Data listing:
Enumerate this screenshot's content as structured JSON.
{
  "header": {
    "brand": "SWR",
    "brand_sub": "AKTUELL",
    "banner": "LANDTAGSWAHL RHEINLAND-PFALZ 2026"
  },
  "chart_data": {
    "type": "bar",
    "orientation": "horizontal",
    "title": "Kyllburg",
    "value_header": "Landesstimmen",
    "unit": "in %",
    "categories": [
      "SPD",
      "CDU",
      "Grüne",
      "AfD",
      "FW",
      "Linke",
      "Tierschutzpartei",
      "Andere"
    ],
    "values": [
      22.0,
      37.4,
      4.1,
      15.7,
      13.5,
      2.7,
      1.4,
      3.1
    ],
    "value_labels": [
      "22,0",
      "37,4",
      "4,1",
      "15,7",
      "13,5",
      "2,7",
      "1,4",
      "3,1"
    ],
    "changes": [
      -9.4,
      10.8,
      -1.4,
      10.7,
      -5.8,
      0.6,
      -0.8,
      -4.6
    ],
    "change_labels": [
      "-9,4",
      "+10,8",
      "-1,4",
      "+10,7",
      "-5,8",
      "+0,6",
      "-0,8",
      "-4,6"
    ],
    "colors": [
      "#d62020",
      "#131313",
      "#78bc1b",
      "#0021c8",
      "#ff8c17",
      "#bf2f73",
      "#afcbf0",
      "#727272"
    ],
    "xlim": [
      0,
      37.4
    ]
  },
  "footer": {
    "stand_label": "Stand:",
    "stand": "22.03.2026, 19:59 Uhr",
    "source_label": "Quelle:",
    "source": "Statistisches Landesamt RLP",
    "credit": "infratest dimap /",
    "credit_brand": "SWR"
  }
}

Stated problem: Give a word-for-word copy of the records.

Expected output:
Enumerate this screenshot's content as structured JSON.
{
  "header": {
    "brand": "SWR",
    "brand_sub": "AKTUELL",
    "banner": "LANDTAGSWAHL RHEINLAND-PFALZ 2026"
  },
  "chart_data": {
    "type": "bar",
    "orientation": "horizontal",
    "title": "Kyllburg",
    "value_header": "Landesstimmen",
    "unit": "in %",
    "categories": [
      "SPD",
      "CDU",
      "Grüne",
      "AfD",
      "FW",
      "Linke",
      "Tierschutzpartei",
      "Andere"
    ],
    "values": [
      22.0,
      37.4,
      4.1,
      15.7,
      13.5,
      2.7,
      1.4,
      3.1
    ],
    "value_labels": [
      "22,0",
      "37,4",
      "4,1",
      "15,7",
      "13,5",
      "2,7",
      "1,4",
      "3,1"
    ],
    "changes": [
      -9.4,
      10.8,
      -1.4,
      10.7,
      -5.8,
      0.6,
      -0.8,
      -4.6
    ],
    "change_labels": [
      "-9,4",
      "+10,8",
      "-1,4",
      "+10,7",
      "-5,8",
      "+0,6",
      "-0,8",
      "-4,6"
    ],
    "colors": [
      "#d62020",
      "#131313",
      "#78bc1b",
      "#0021c8",
      "#ff8c17",
      "#bf2f73",
      "#afcbf0",
      "#727272"
    ],
    "xlim": [
      0,
      37.4
    ]
  },
  "footer": {
    "stand_label": "Stand:",
    "stand": "22.03.2026, 19:59 Uhr",
    "source_label": "Quelle:",
    "source": "Statistisches Landesamt RLP",
    "credit": "infratest dimap /",
    "credit_brand": "SWR"
  }
}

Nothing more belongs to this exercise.